> [Your goal]:
Quote the whole listing word for word. Do not include the pictures.

Start Listed records

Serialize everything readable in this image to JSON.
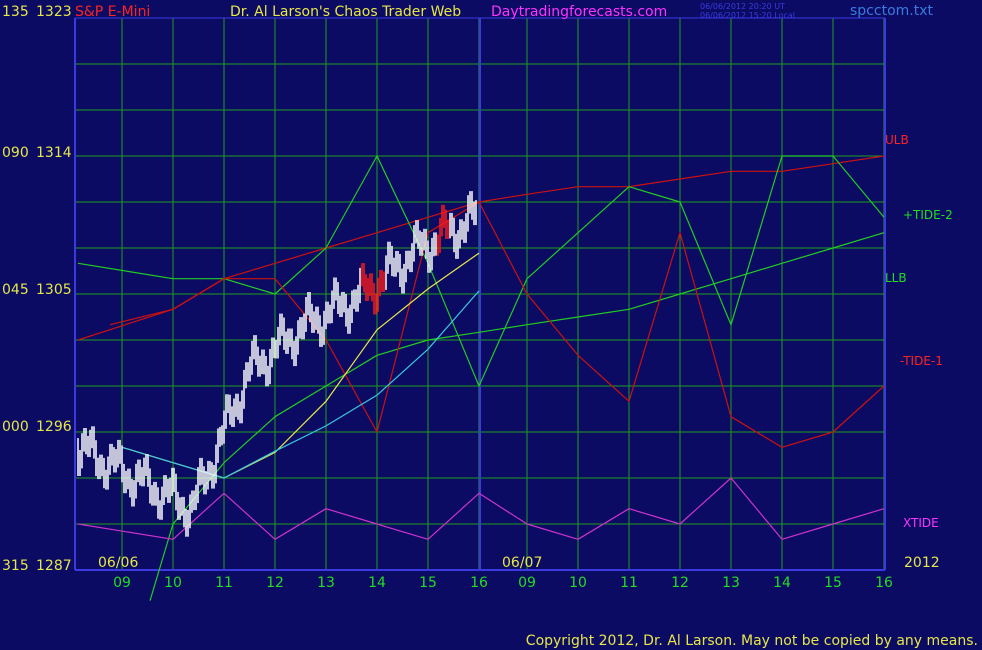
{
  "header": {
    "symbol": "S&P E-Mini",
    "title": "Dr. Al Larson's Chaos Trader Web",
    "site": "Daytradingforecasts.com",
    "stamp_ut": "06/06/2012 20:20 UT",
    "stamp_local": "06/06/2012 15:20 Local",
    "file": "spcctom.txt"
  },
  "footer": {
    "copyright": "Copyright 2012, Dr. Al Larson.  May not be copied by any means."
  },
  "colors": {
    "background": "#0b0b63",
    "grid": "#1e9c1e",
    "axis": "#3a3ae0",
    "price_bar": "#ffffff",
    "price_bar_down": "#ff1a1a",
    "ulb": "#cc1111",
    "llb": "#22cc22",
    "tide1": "#cc1111",
    "tide2": "#22cc22",
    "xtide": "#cc33cc",
    "ma_yellow": "#e8e84a",
    "ma_cyan": "#3bc6e0",
    "green_text": "#22dd22",
    "yellow_text": "#e6e64a",
    "magenta_text": "#ff33ff",
    "red_text": "#ff2222"
  },
  "chart_data": {
    "type": "line",
    "y_axis_labels": [
      {
        "left": "135",
        "right": "1323",
        "value": 1323
      },
      {
        "left": "090",
        "right": "1314",
        "value": 1314
      },
      {
        "left": "045",
        "right": "1305",
        "value": 1305
      },
      {
        "left": "000",
        "right": "1296",
        "value": 1296
      },
      {
        "left": "315",
        "right": "1287",
        "value": 1287
      }
    ],
    "ylim": [
      1287,
      1323
    ],
    "x_tick_labels": [
      "09",
      "10",
      "11",
      "12",
      "13",
      "14",
      "15",
      "16",
      "09",
      "10",
      "11",
      "12",
      "13",
      "14",
      "15",
      "16"
    ],
    "date_labels": [
      "06/06",
      "06/07"
    ],
    "year_label": "2012",
    "series": [
      {
        "name": "ULB",
        "values": [
          1303,
          1304,
          1306,
          1307,
          1308,
          1309,
          1310,
          1311,
          1311.5,
          1312,
          1312,
          1312.5,
          1313,
          1313,
          1313.5,
          1314
        ]
      },
      {
        "name": "+TIDE-2",
        "values": [
          1307,
          1306,
          1306,
          1305,
          1308,
          1314,
          1307,
          1299,
          1306,
          1309,
          1312,
          1311,
          1303,
          1314,
          1314,
          1310
        ]
      },
      {
        "name": "LLB",
        "values": [
          1285,
          1290,
          1294,
          1297,
          1299,
          1301,
          1302,
          1302.5,
          1303,
          1303.5,
          1304,
          1305,
          1306,
          1307,
          1308,
          1309
        ]
      },
      {
        "name": "-TIDE-1",
        "values": [
          1302,
          1304,
          1306,
          1306,
          1302,
          1296,
          1309,
          1311,
          1305,
          1301,
          1298,
          1309,
          1297,
          1295,
          1296,
          1299
        ]
      },
      {
        "name": "XTIDE",
        "values": [
          1290,
          1289,
          1292,
          1289,
          1291,
          1290,
          1289,
          1292,
          1290,
          1289,
          1291,
          1290,
          1293,
          1289,
          1290,
          1291
        ]
      }
    ],
    "price_close": [
      1295,
      1293,
      1291,
      1300,
      1303,
      1305,
      1308,
      1310,
      1308,
      1307,
      1306,
      1307.5,
      1308,
      1307,
      1314,
      1316
    ],
    "right_labels": [
      "ULB",
      "+TIDE-2",
      "LLB",
      "-TIDE-1",
      "XTIDE"
    ]
  }
}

End Listed records

> [Exercise answer]:
Serialize everything readable in this image to JSON.
{
  "header": {
    "symbol": "S&P E-Mini",
    "title": "Dr. Al Larson's Chaos Trader Web",
    "site": "Daytradingforecasts.com",
    "stamp_ut": "06/06/2012 20:20 UT",
    "stamp_local": "06/06/2012 15:20 Local",
    "file": "spcctom.txt"
  },
  "footer": {
    "copyright": "Copyright 2012, Dr. Al Larson.  May not be copied by any means."
  },
  "colors": {
    "background": "#0b0b63",
    "grid": "#1e9c1e",
    "axis": "#3a3ae0",
    "price_bar": "#ffffff",
    "price_bar_down": "#ff1a1a",
    "ulb": "#cc1111",
    "llb": "#22cc22",
    "tide1": "#cc1111",
    "tide2": "#22cc22",
    "xtide": "#cc33cc",
    "ma_yellow": "#e8e84a",
    "ma_cyan": "#3bc6e0",
    "green_text": "#22dd22",
    "yellow_text": "#e6e64a",
    "magenta_text": "#ff33ff",
    "red_text": "#ff2222"
  },
  "chart_data": {
    "type": "line",
    "y_axis_labels": [
      {
        "left": "135",
        "right": "1323",
        "value": 1323
      },
      {
        "left": "090",
        "right": "1314",
        "value": 1314
      },
      {
        "left": "045",
        "right": "1305",
        "value": 1305
      },
      {
        "left": "000",
        "right": "1296",
        "value": 1296
      },
      {
        "left": "315",
        "right": "1287",
        "value": 1287
      }
    ],
    "ylim": [
      1287,
      1323
    ],
    "x_tick_labels": [
      "09",
      "10",
      "11",
      "12",
      "13",
      "14",
      "15",
      "16",
      "09",
      "10",
      "11",
      "12",
      "13",
      "14",
      "15",
      "16"
    ],
    "date_labels": [
      "06/06",
      "06/07"
    ],
    "year_label": "2012",
    "series": [
      {
        "name": "ULB",
        "values": [
          1303,
          1304,
          1306,
          1307,
          1308,
          1309,
          1310,
          1311,
          1311.5,
          1312,
          1312,
          1312.5,
          1313,
          1313,
          1313.5,
          1314
        ]
      },
      {
        "name": "+TIDE-2",
        "values": [
          1307,
          1306,
          1306,
          1305,
          1308,
          1314,
          1307,
          1299,
          1306,
          1309,
          1312,
          1311,
          1303,
          1314,
          1314,
          1310
        ]
      },
      {
        "name": "LLB",
        "values": [
          1285,
          1290,
          1294,
          1297,
          1299,
          1301,
          1302,
          1302.5,
          1303,
          1303.5,
          1304,
          1305,
          1306,
          1307,
          1308,
          1309
        ]
      },
      {
        "name": "-TIDE-1",
        "values": [
          1302,
          1304,
          1306,
          1306,
          1302,
          1296,
          1309,
          1311,
          1305,
          1301,
          1298,
          1309,
          1297,
          1295,
          1296,
          1299
        ]
      },
      {
        "name": "XTIDE",
        "values": [
          1290,
          1289,
          1292,
          1289,
          1291,
          1290,
          1289,
          1292,
          1290,
          1289,
          1291,
          1290,
          1293,
          1289,
          1290,
          1291
        ]
      }
    ],
    "price_close": [
      1295,
      1293,
      1291,
      1300,
      1303,
      1305,
      1308,
      1310,
      1308,
      1307,
      1306,
      1307.5,
      1308,
      1307,
      1314,
      1316
    ],
    "right_labels": [
      "ULB",
      "+TIDE-2",
      "LLB",
      "-TIDE-1",
      "XTIDE"
    ]
  }
}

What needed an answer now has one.